§ **Exercise objective**: The listing below is to be output in its exact form.

§ **Dataset excerpts**:
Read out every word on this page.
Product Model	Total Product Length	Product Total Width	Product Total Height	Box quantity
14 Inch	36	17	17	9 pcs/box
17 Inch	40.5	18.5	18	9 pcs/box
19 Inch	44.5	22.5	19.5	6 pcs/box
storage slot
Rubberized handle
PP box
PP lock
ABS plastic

§ **Output of the exercise**:
Read out every word on this page.
Product Model	Total Product Length	Product Total Width	Product Total Height	Box quantity
14 Inch	36	17	17	9 pcs/box
17 Inch	40.5	18.5	18	9 pcs/box
19 Inch	44.5	22.5	19.5	6 pcs/box
storage slot
Rubberized handle
PP box
PP lock
ABS plastic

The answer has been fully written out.